** Begin **

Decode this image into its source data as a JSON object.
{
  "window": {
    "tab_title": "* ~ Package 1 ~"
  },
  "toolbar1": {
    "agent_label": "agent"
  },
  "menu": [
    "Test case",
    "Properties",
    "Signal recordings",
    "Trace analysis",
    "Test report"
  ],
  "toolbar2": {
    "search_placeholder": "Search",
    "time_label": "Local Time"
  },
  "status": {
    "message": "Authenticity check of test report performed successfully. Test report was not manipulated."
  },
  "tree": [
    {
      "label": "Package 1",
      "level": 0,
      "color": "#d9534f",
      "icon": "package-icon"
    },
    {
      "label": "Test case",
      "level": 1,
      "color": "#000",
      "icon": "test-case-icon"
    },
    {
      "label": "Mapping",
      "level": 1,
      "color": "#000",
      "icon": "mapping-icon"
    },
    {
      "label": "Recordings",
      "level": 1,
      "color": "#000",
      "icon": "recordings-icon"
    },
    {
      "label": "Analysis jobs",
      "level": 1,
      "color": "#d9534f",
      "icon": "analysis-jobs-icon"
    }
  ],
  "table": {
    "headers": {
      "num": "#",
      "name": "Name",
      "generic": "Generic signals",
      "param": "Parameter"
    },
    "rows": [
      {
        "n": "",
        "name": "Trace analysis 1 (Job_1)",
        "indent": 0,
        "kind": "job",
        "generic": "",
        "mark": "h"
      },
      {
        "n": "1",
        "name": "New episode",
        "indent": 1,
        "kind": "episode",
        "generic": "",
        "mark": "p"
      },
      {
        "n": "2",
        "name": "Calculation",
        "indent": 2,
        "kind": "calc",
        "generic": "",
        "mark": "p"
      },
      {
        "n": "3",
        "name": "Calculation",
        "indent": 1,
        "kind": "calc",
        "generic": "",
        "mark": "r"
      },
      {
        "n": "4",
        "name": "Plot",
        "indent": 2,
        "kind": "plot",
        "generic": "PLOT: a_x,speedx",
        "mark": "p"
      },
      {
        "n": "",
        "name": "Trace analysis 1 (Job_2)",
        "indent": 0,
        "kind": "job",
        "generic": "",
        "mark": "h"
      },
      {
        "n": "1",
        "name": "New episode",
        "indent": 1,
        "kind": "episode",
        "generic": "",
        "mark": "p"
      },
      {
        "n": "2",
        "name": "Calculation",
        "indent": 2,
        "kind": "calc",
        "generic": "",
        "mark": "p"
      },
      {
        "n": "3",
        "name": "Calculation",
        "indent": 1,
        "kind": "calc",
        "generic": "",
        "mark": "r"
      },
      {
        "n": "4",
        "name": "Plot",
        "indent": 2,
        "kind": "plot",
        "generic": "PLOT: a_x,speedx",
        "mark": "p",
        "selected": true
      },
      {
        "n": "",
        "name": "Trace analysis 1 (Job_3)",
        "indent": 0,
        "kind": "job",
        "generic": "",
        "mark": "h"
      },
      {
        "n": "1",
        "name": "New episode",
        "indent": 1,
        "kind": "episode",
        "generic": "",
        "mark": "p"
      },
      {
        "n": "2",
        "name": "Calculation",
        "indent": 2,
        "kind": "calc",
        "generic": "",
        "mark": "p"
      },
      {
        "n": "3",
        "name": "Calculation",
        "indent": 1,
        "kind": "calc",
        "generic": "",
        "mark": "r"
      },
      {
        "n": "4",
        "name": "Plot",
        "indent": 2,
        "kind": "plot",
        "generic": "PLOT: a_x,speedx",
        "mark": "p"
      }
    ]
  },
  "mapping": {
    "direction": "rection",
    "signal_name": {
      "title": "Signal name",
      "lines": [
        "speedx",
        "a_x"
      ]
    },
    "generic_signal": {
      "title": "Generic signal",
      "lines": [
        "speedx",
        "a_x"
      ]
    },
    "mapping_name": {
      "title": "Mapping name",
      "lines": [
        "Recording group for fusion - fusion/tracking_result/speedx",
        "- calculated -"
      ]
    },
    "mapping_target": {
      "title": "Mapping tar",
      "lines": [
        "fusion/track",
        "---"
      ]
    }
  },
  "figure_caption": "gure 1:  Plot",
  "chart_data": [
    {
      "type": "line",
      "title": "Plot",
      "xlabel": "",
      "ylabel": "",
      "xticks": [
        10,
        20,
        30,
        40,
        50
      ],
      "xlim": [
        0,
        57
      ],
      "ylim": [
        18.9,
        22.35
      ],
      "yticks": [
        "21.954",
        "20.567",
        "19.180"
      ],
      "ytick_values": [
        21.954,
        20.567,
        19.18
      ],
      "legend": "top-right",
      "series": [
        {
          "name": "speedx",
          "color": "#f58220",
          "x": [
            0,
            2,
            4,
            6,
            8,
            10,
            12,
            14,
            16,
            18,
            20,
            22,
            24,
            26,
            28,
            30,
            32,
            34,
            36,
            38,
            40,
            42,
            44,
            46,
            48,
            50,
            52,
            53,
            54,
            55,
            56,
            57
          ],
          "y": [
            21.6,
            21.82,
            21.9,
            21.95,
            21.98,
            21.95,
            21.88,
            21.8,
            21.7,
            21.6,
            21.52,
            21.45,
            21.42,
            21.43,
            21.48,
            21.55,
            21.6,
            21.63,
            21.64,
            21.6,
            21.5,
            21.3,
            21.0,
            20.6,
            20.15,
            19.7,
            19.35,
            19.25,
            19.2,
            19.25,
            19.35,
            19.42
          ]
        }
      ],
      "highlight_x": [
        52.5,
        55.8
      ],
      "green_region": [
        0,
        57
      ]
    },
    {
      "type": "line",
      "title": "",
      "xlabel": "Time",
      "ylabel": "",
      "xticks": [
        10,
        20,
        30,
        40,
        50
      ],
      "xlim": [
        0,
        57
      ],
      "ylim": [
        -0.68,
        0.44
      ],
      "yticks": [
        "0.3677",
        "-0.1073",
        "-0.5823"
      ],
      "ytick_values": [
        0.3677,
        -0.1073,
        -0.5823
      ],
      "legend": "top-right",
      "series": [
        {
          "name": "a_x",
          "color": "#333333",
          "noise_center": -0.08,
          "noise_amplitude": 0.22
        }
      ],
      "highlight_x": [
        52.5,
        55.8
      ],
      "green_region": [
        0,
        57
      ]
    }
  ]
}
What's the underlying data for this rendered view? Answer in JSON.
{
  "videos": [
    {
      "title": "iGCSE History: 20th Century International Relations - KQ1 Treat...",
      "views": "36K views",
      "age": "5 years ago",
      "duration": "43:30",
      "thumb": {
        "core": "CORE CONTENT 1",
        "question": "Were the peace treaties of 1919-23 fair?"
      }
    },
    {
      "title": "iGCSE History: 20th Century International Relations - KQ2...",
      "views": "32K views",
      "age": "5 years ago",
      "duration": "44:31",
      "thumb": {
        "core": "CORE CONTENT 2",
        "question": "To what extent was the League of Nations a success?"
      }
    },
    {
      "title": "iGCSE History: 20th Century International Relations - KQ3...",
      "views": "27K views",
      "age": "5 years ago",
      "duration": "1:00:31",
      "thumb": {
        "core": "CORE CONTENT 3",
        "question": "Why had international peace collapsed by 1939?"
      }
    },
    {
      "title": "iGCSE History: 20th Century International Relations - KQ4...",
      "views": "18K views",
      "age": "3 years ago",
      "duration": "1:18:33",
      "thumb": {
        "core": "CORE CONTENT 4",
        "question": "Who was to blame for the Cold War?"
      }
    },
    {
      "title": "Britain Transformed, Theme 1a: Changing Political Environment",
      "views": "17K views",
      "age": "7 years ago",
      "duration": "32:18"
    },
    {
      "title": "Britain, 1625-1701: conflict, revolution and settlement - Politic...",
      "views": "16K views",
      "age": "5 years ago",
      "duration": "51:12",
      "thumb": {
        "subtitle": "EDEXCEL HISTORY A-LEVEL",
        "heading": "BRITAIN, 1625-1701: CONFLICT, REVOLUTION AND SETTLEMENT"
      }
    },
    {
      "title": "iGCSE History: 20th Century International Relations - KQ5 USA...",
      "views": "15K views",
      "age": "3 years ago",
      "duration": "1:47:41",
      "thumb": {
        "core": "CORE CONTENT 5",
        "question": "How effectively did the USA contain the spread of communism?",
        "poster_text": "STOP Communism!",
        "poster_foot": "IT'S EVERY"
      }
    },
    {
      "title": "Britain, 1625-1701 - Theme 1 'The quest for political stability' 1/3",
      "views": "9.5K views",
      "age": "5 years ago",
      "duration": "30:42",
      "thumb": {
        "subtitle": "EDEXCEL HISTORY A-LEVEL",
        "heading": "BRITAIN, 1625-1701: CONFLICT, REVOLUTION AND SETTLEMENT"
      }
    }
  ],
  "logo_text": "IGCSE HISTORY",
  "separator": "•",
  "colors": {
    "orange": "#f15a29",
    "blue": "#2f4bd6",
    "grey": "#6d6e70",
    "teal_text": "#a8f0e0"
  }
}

** End **

_THE EXERCISE_
Wherever a line in the data above holds "JSON", copy that line.

_COMPLETE OUTPUT_
Decode this image into its source data as a JSON object.
What's the underlying data for this rendered view? Answer in JSON.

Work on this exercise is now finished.